++++ Извлечённый текст
О пределах допустимого. Критическая рецепция творчества В. Гроссмана 1930-х годов

КУЛЬТУРА, НАУКА

До момента публикации романа «Жизнь и судьба» Василий Гроссман официально считался пусть и одаренным, но, в целом, обычным советским писателем.

Как известно, его литературному дебюту в 1934 году сопутствовали похвалы Горького, ранние публикации были встречены критикой вполне благожелательно. Считалось, что довоенные «проработочные кампании» Гроссмана не коснулись. И массовые аресты писателей на исходе 1930-х годов — тоже. В период Великой Отечественной войны Гроссман был фронтовым корреспондентом. Репутация опять безупречна: «по тылам не отсиживался». В 1943 году повесть «Народ бессмертен» рассматривалась руководством Союза советских писателей при номинировании на Сталинскую премию.
++++++++
++++ Показанные записи
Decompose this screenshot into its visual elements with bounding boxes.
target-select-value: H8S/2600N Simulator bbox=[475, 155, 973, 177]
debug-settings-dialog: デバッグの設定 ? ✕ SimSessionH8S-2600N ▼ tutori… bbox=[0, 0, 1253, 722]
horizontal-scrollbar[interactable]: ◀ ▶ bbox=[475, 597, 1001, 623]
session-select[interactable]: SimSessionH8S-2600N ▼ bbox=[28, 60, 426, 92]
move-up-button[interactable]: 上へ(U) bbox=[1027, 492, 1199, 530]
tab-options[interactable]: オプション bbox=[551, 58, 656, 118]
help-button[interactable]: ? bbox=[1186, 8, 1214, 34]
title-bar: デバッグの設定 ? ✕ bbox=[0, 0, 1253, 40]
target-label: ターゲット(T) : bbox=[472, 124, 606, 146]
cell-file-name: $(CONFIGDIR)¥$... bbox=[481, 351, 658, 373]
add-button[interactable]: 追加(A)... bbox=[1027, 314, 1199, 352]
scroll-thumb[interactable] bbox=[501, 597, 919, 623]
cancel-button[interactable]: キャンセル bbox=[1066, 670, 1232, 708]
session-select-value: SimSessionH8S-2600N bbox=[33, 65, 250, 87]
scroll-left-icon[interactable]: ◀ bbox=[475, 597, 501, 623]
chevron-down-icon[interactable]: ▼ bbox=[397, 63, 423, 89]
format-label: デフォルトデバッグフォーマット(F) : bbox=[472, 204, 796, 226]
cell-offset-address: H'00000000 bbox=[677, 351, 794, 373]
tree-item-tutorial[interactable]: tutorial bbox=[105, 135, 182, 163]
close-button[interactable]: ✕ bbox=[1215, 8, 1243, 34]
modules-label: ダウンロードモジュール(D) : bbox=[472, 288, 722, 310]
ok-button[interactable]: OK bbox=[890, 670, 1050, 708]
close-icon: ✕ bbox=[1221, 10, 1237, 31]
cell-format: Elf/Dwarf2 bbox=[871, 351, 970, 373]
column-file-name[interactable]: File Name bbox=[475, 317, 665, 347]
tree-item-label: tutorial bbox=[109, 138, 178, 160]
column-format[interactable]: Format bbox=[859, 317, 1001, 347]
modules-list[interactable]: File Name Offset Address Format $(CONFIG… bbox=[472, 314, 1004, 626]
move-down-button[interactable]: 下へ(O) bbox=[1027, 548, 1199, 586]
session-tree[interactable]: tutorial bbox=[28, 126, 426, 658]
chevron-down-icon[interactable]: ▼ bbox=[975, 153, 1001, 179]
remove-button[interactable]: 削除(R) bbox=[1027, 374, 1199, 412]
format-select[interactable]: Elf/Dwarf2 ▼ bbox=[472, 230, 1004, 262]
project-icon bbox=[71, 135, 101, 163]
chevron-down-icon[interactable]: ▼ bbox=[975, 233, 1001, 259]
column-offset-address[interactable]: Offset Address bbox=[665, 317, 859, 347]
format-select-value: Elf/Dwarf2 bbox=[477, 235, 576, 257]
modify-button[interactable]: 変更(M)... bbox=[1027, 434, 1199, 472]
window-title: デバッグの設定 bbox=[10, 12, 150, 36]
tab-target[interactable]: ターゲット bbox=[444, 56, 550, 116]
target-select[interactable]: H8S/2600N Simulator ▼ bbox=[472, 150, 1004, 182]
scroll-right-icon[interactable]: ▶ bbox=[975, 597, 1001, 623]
++++++++
(Задание): Продолжите приведённую выше статью о критической рецепции творчества Василия Гроссмана 1930-х годов, начав сразу после её последнего предложения.

(Готовое решение):
Правда, в 1946 году пьесу Гроссмана «Если верить пифагорейцам» критики бранили ожесточенно. Еще более ожесточенной была критическая кампания после публикации романа «За правое дело» журналом «Новый мир» в 1952 году. Но бранили в те годы многих, и многих арестовали. Опять же, была причина, считавшаяся очевидной: Гроссман постольку стал объектом «проработки», поскольку был евреем, а со второй половины 1940-х начались антисемитские кампании. Своего рода пик очередной «борьбы с безродными космополитами» пришелся на 1953 год. И пострадал не только Гроссман. Тем не менее автор романа, объявленного «клеветническим», не был арестован. Роман же впоследствии признали соответствующим всем канонам социалистического реализма и неоднократно переиздавали в 1950-1960-е годы.
Об истории романа «Жизнь и судьба» в Советском Союзе мало кто знал. Конфискация рукописи сотрудниками КГБ не стала достоянием гласности. Поэтому литературная репутация Гроссмана официально не пересматривалась. И после издания романа за границей мало что изменилось. Этот факт намеренно игнорировался, почему и переоценок творческого наследия Гроссмана опять не было.
Когда роман «Жизнь и судьба» был напечатан в СССР, репутация писателя изменилась кардинально. К началу 1990-х Гроссман — верный последователь Ленина, пытавшийся обличать пороки тоталитарного сталинского режима. Получился некий парадокс: Гроссман боролся за советскую власть против советской власти.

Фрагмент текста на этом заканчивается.